» **Records to use**:
####################
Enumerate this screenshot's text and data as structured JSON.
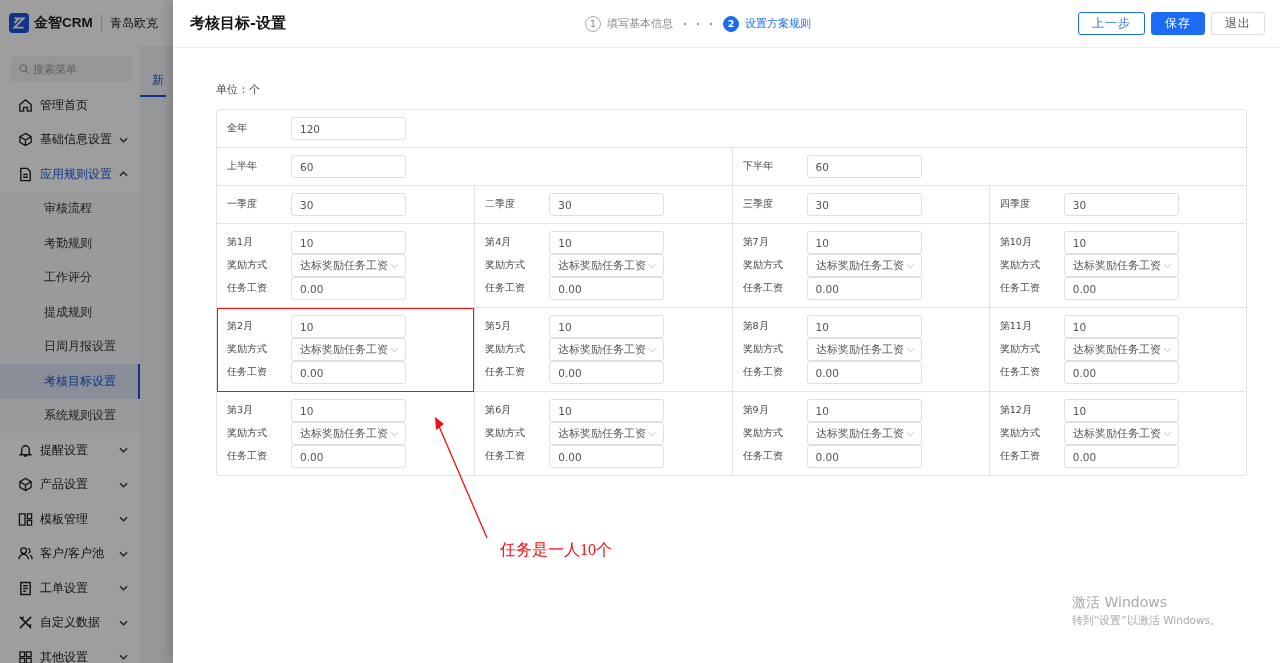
{
  "app_header": {
    "brand": "金智CRM",
    "company": "青岛欧克"
  },
  "sidebar": {
    "search_placeholder": "搜索菜单",
    "items": [
      {
        "label": "管理首页",
        "kind": "link"
      },
      {
        "label": "基础信息设置",
        "kind": "group",
        "expanded": false
      },
      {
        "label": "应用规则设置",
        "kind": "group",
        "expanded": true,
        "children": [
          {
            "label": "审核流程",
            "selected": false
          },
          {
            "label": "考勤规则",
            "selected": false
          },
          {
            "label": "工作评分",
            "selected": false
          },
          {
            "label": "提成规则",
            "selected": false
          },
          {
            "label": "日周月报设置",
            "selected": false
          },
          {
            "label": "考核目标设置",
            "selected": true
          },
          {
            "label": "系统规则设置",
            "selected": false
          }
        ]
      },
      {
        "label": "提醒设置",
        "kind": "group",
        "expanded": false
      },
      {
        "label": "产品设置",
        "kind": "group",
        "expanded": false
      },
      {
        "label": "模板管理",
        "kind": "group",
        "expanded": false
      },
      {
        "label": "客户/客户池",
        "kind": "group",
        "expanded": false
      },
      {
        "label": "工单设置",
        "kind": "group",
        "expanded": false
      },
      {
        "label": "自定义数据",
        "kind": "group",
        "expanded": false
      },
      {
        "label": "其他设置",
        "kind": "group",
        "expanded": false
      }
    ]
  },
  "background_tab": "新",
  "drawer": {
    "title": "考核目标-设置",
    "steps": [
      {
        "number": "1",
        "label": "填写基本信息",
        "selected": false
      },
      {
        "number": "2",
        "label": "设置方案规则",
        "selected": true
      }
    ],
    "buttons": [
      {
        "label": "上一步",
        "kind": "outline"
      },
      {
        "label": "保存",
        "kind": "primary"
      },
      {
        "label": "退出",
        "kind": "default"
      }
    ],
    "unit": "单位：个",
    "rows": [
      [
        {
          "kind": "simple",
          "label": "全年",
          "value": "120"
        },
        "",
        "",
        ""
      ],
      [
        {
          "kind": "simple",
          "label": "上半年",
          "value": "60"
        },
        "",
        {
          "kind": "simple",
          "label": "下半年",
          "value": "60"
        },
        ""
      ],
      [
        {
          "kind": "simple",
          "label": "一季度",
          "value": "30"
        },
        {
          "kind": "simple",
          "label": "二季度",
          "value": "30"
        },
        {
          "kind": "simple",
          "label": "三季度",
          "value": "30"
        },
        {
          "kind": "simple",
          "label": "四季度",
          "value": "30"
        }
      ],
      [
        {
          "kind": "month",
          "label": "第1月",
          "value": "10",
          "reward_label": "奖励方式",
          "reward": "达标奖励任务工资",
          "wage_label": "任务工资",
          "wage": "0.00",
          "annotated": false
        },
        {
          "kind": "month",
          "label": "第4月",
          "value": "10",
          "reward_label": "奖励方式",
          "reward": "达标奖励任务工资",
          "wage_label": "任务工资",
          "wage": "0.00",
          "annotated": false
        },
        {
          "kind": "month",
          "label": "第7月",
          "value": "10",
          "reward_label": "奖励方式",
          "reward": "达标奖励任务工资",
          "wage_label": "任务工资",
          "wage": "0.00",
          "annotated": false
        },
        {
          "kind": "month",
          "label": "第10月",
          "value": "10",
          "reward_label": "奖励方式",
          "reward": "达标奖励任务工资",
          "wage_label": "任务工资",
          "wage": "0.00",
          "annotated": false
        }
      ],
      [
        {
          "kind": "month",
          "label": "第2月",
          "value": "10",
          "reward_label": "奖励方式",
          "reward": "达标奖励任务工资",
          "wage_label": "任务工资",
          "wage": "0.00",
          "annotated": true
        },
        {
          "kind": "month",
          "label": "第5月",
          "value": "10",
          "reward_label": "奖励方式",
          "reward": "达标奖励任务工资",
          "wage_label": "任务工资",
          "wage": "0.00",
          "annotated": false
        },
        {
          "kind": "month",
          "label": "第8月",
          "value": "10",
          "reward_label": "奖励方式",
          "reward": "达标奖励任务工资",
          "wage_label": "任务工资",
          "wage": "0.00",
          "annotated": false
        },
        {
          "kind": "month",
          "label": "第11月",
          "value": "10",
          "reward_label": "奖励方式",
          "reward": "达标奖励任务工资",
          "wage_label": "任务工资",
          "wage": "0.00",
          "annotated": false
        }
      ],
      [
        {
          "kind": "month",
          "label": "第3月",
          "value": "10",
          "reward_label": "奖励方式",
          "reward": "达标奖励任务工资",
          "wage_label": "任务工资",
          "wage": "0.00",
          "annotated": false
        },
        {
          "kind": "month",
          "label": "第6月",
          "value": "10",
          "reward_label": "奖励方式",
          "reward": "达标奖励任务工资",
          "wage_label": "任务工资",
          "wage": "0.00",
          "annotated": false
        },
        {
          "kind": "month",
          "label": "第9月",
          "value": "10",
          "reward_label": "奖励方式",
          "reward": "达标奖励任务工资",
          "wage_label": "任务工资",
          "wage": "0.00",
          "annotated": false
        },
        {
          "kind": "month",
          "label": "第12月",
          "value": "10",
          "reward_label": "奖励方式",
          "reward": "达标奖励任务工资",
          "wage_label": "任务工资",
          "wage": "0.00",
          "annotated": false
        }
      ]
    ],
    "annotation": {
      "text": "任务是一人10个"
    }
  },
  "os_notice": {
    "title": "激活 Windows",
    "text": "转到“设置”以激活 Windows。"
  }
}
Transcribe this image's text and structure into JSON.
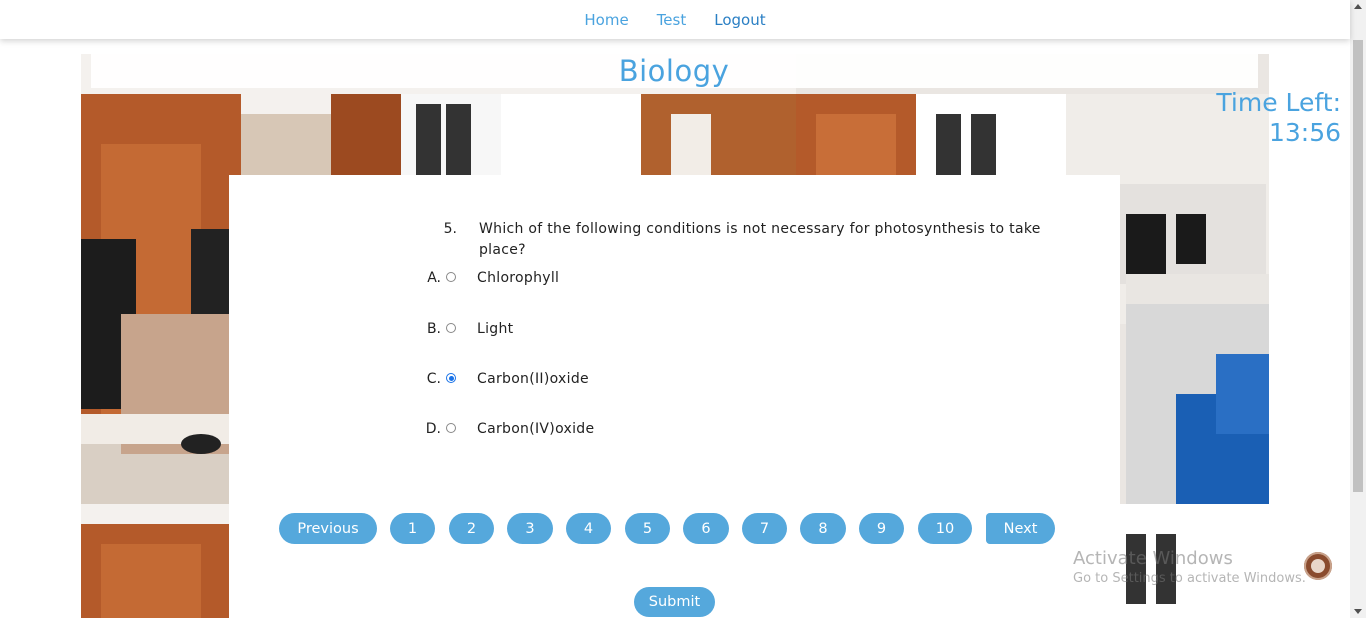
####################
» **Task objective**:
Pictures excluded, quote all the data above exactly.

» **Task response**:
Enumerate this screenshot's text and data as structured JSON.
{
  "app_header": {
    "brand": "金智CRM",
    "company": "青岛欧克"
  },
  "sidebar": {
    "search_placeholder": "搜索菜单",
    "items": [
      {
        "label": "管理首页",
        "kind": "link"
      },
      {
        "label": "基础信息设置",
        "kind": "group",
        "expanded": false
      },
      {
        "label": "应用规则设置",
        "kind": "group",
        "expanded": true,
        "children": [
          {
            "label": "审核流程",
            "selected": false
          },
          {
            "label": "考勤规则",
            "selected": false
          },
          {
            "label": "工作评分",
            "selected": false
          },
          {
            "label": "提成规则",
            "selected": false
          },
          {
            "label": "日周月报设置",
            "selected": false
          },
          {
            "label": "考核目标设置",
            "selected": true
          },
          {
            "label": "系统规则设置",
            "selected": false
          }
        ]
      },
      {
        "label": "提醒设置",
        "kind": "group",
        "expanded": false
      },
      {
        "label": "产品设置",
        "kind": "group",
        "expanded": false
      },
      {
        "label": "模板管理",
        "kind": "group",
        "expanded": false
      },
      {
        "label": "客户/客户池",
        "kind": "group",
        "expanded": false
      },
      {
        "label": "工单设置",
        "kind": "group",
        "expanded": false
      },
      {
        "label": "自定义数据",
        "kind": "group",
        "expanded": false
      },
      {
        "label": "其他设置",
        "kind": "group",
        "expanded": false
      }
    ]
  },
  "background_tab": "新",
  "drawer": {
    "title": "考核目标-设置",
    "steps": [
      {
        "number": "1",
        "label": "填写基本信息",
        "selected": false
      },
      {
        "number": "2",
        "label": "设置方案规则",
        "selected": true
      }
    ],
    "buttons": [
      {
        "label": "上一步",
        "kind": "outline"
      },
      {
        "label": "保存",
        "kind": "primary"
      },
      {
        "label": "退出",
        "kind": "default"
      }
    ],
    "unit": "单位：个",
    "rows": [
      [
        {
          "kind": "simple",
          "label": "全年",
          "value": "120"
        },
        "",
        "",
        ""
      ],
      [
        {
          "kind": "simple",
          "label": "上半年",
          "value": "60"
        },
        "",
        {
          "kind": "simple",
          "label": "下半年",
          "value": "60"
        },
        ""
      ],
      [
        {
          "kind": "simple",
          "label": "一季度",
          "value": "30"
        },
        {
          "kind": "simple",
          "label": "二季度",
          "value": "30"
        },
        {
          "kind": "simple",
          "label": "三季度",
          "value": "30"
        },
        {
          "kind": "simple",
          "label": "四季度",
          "value": "30"
        }
      ],
      [
        {
          "kind": "month",
          "label": "第1月",
          "value": "10",
          "reward_label": "奖励方式",
          "reward": "达标奖励任务工资",
          "wage_label": "任务工资",
          "wage": "0.00",
          "annotated": false
        },
        {
          "kind": "month",
          "label": "第4月",
          "value": "10",
          "reward_label": "奖励方式",
          "reward": "达标奖励任务工资",
          "wage_label": "任务工资",
          "wage": "0.00",
          "annotated": false
        },
        {
          "kind": "month",
          "label": "第7月",
          "value": "10",
          "reward_label": "奖励方式",
          "reward": "达标奖励任务工资",
          "wage_label": "任务工资",
          "wage": "0.00",
          "annotated": false
        },
        {
          "kind": "month",
          "label": "第10月",
          "value": "10",
          "reward_label": "奖励方式",
          "reward": "达标奖励任务工资",
          "wage_label": "任务工资",
          "wage": "0.00",
          "annotated": false
        }
      ],
      [
        {
          "kind": "month",
          "label": "第2月",
          "value": "10",
          "reward_label": "奖励方式",
          "reward": "达标奖励任务工资",
          "wage_label": "任务工资",
          "wage": "0.00",
          "annotated": true
        },
        {
          "kind": "month",
          "label": "第5月",
          "value": "10",
          "reward_label": "奖励方式",
          "reward": "达标奖励任务工资",
          "wage_label": "任务工资",
          "wage": "0.00",
          "annotated": false
        },
        {
          "kind": "month",
          "label": "第8月",
          "value": "10",
          "reward_label": "奖励方式",
          "reward": "达标奖励任务工资",
          "wage_label": "任务工资",
          "wage": "0.00",
          "annotated": false
        },
        {
          "kind": "month",
          "label": "第11月",
          "value": "10",
          "reward_label": "奖励方式",
          "reward": "达标奖励任务工资",
          "wage_label": "任务工资",
          "wage": "0.00",
          "annotated": false
        }
      ],
      [
        {
          "kind": "month",
          "label": "第3月",
          "value": "10",
          "reward_label": "奖励方式",
          "reward": "达标奖励任务工资",
          "wage_label": "任务工资",
          "wage": "0.00",
          "annotated": false
        },
        {
          "kind": "month",
          "label": "第6月",
          "value": "10",
          "reward_label": "奖励方式",
          "reward": "达标奖励任务工资",
          "wage_label": "任务工资",
          "wage": "0.00",
          "annotated": false
        },
        {
          "kind": "month",
          "label": "第9月",
          "value": "10",
          "reward_label": "奖励方式",
          "reward": "达标奖励任务工资",
          "wage_label": "任务工资",
          "wage": "0.00",
          "annotated": false
        },
        {
          "kind": "month",
          "label": "第12月",
          "value": "10",
          "reward_label": "奖励方式",
          "reward": "达标奖励任务工资",
          "wage_label": "任务工资",
          "wage": "0.00",
          "annotated": false
        }
      ]
    ],
    "annotation": {
      "text": "任务是一人10个"
    }
  },
  "os_notice": {
    "title": "激活 Windows",
    "text": "转到“设置”以激活 Windows。"
  }
}
Transcribe this image's text and structure into JSON.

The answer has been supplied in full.